-- Start Data provided --

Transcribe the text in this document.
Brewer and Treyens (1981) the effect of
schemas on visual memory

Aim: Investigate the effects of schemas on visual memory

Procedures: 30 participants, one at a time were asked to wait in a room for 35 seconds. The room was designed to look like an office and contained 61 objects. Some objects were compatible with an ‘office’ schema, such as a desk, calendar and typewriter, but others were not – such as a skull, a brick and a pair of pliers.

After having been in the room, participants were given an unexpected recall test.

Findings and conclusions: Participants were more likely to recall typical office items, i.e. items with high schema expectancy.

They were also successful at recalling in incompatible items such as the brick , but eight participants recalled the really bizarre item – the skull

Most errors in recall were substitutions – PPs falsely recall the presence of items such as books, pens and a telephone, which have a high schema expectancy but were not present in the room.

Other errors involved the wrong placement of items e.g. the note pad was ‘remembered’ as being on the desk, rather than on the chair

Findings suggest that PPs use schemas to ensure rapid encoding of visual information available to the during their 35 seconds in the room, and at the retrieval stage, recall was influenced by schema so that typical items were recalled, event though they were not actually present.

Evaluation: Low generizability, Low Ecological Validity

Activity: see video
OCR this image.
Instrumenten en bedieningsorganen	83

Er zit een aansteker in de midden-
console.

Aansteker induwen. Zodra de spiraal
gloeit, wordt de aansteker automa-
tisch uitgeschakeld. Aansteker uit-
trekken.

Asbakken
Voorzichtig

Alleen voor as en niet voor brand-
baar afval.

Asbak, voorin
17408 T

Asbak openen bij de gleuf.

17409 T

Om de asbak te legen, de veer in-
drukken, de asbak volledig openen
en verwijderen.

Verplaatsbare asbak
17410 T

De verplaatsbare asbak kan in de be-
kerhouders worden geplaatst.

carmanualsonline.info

-- End Data provided --
-- Start Data provided --

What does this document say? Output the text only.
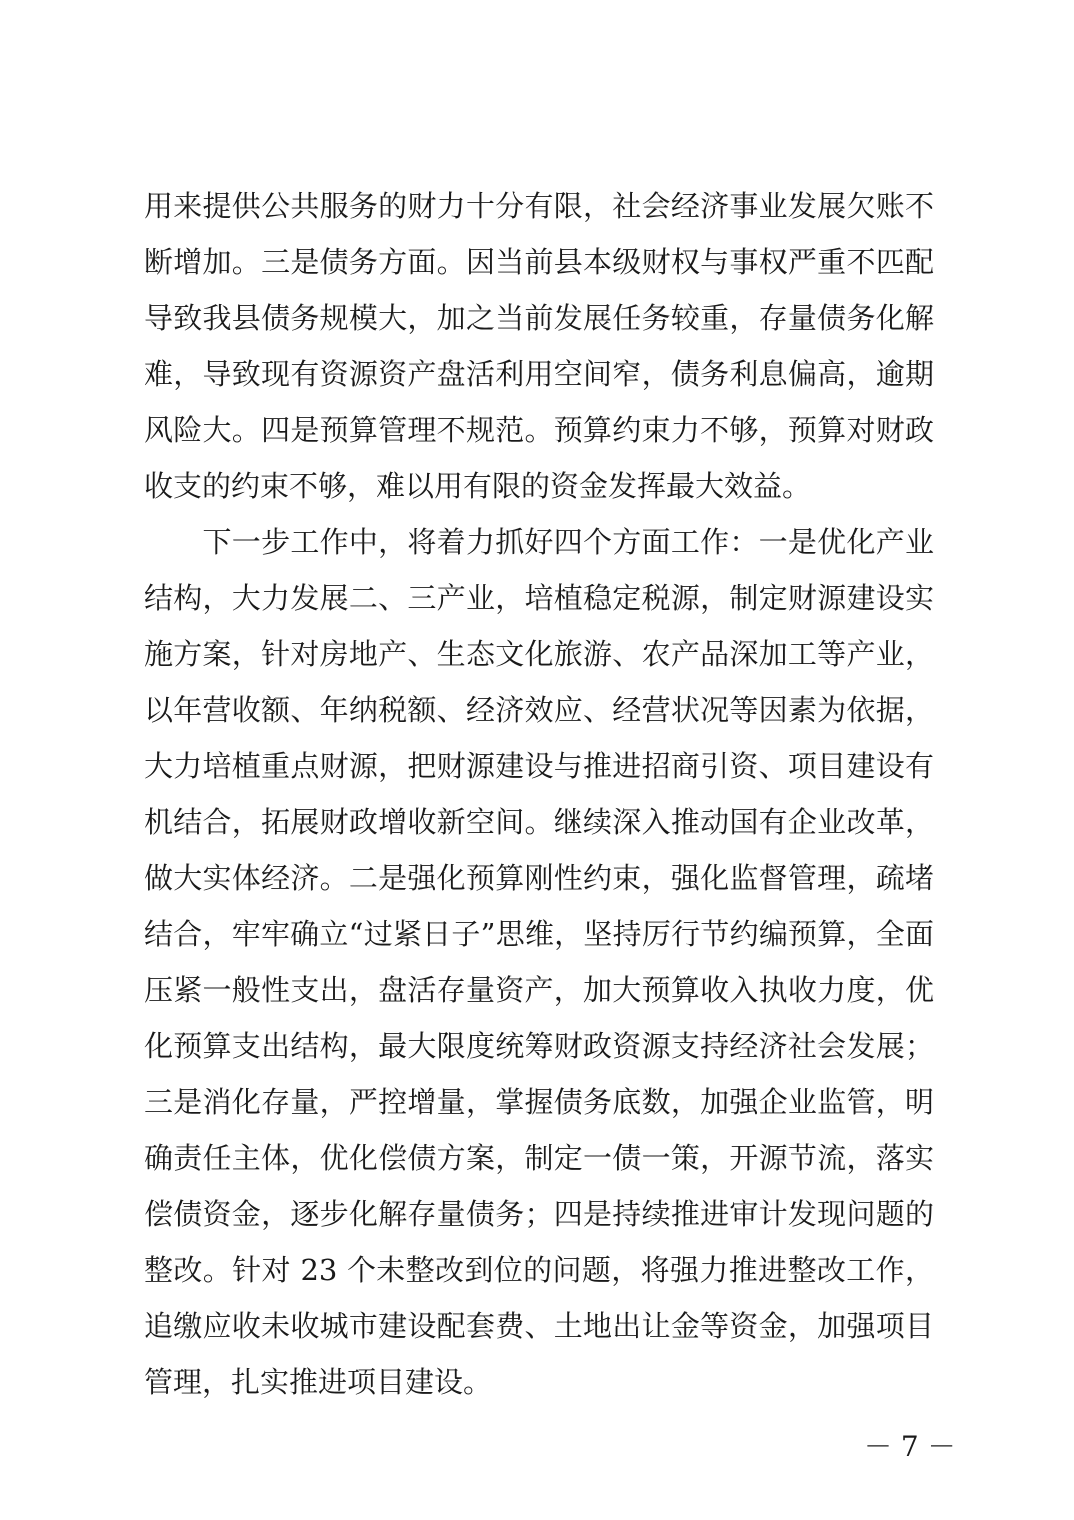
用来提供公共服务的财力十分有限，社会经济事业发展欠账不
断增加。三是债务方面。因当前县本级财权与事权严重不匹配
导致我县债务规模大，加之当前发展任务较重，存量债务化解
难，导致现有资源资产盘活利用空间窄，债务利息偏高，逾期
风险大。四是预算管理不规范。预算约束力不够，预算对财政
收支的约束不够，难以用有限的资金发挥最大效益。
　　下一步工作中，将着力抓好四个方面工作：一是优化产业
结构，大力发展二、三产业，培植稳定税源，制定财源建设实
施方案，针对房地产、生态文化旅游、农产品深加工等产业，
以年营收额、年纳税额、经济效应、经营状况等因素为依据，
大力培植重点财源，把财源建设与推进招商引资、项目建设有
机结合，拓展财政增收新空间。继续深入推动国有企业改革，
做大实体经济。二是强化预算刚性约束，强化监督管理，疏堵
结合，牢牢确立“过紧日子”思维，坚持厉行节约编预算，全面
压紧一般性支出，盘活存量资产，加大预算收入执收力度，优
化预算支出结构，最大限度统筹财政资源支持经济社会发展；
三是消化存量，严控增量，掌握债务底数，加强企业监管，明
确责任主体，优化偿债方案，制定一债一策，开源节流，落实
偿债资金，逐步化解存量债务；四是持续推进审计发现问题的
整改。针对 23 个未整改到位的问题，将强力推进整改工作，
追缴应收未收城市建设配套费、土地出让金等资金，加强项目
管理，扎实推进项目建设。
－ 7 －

-- End Data provided --
-- Start Data provided --

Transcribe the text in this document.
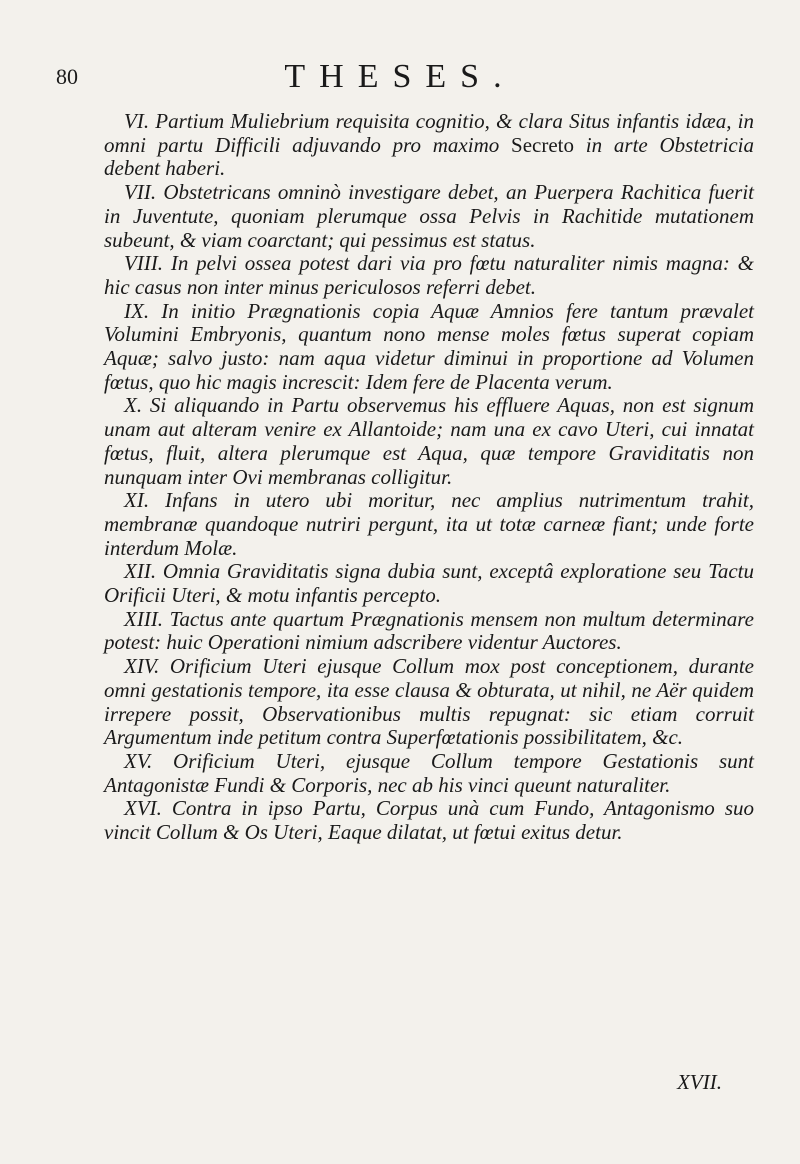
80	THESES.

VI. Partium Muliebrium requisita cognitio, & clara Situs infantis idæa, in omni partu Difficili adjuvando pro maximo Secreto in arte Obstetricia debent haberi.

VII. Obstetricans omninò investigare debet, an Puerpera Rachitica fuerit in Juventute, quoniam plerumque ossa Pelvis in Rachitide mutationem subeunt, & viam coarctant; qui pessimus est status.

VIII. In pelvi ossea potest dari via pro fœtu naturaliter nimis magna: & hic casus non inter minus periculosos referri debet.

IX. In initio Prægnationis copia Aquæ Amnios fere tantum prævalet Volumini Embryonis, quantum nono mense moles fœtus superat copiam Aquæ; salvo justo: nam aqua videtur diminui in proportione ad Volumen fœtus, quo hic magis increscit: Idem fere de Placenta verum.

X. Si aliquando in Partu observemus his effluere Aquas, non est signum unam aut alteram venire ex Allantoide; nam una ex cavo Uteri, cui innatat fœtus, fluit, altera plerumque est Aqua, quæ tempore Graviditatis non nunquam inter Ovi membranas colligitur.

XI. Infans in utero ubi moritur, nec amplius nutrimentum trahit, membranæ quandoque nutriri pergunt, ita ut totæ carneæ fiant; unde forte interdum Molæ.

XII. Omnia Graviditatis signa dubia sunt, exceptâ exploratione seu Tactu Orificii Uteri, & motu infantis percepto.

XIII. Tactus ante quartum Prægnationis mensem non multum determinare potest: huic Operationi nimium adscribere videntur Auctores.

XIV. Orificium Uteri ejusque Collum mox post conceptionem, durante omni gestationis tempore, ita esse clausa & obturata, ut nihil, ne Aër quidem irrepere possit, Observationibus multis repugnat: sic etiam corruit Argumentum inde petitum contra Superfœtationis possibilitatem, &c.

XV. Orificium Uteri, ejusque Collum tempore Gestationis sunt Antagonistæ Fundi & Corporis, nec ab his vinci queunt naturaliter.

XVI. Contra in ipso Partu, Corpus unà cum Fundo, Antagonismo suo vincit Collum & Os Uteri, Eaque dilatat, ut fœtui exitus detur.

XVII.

-- End Data provided --

## Written task
Working from the material above, state how many lines contain "seconds"; give only the number.

## Problem solution
2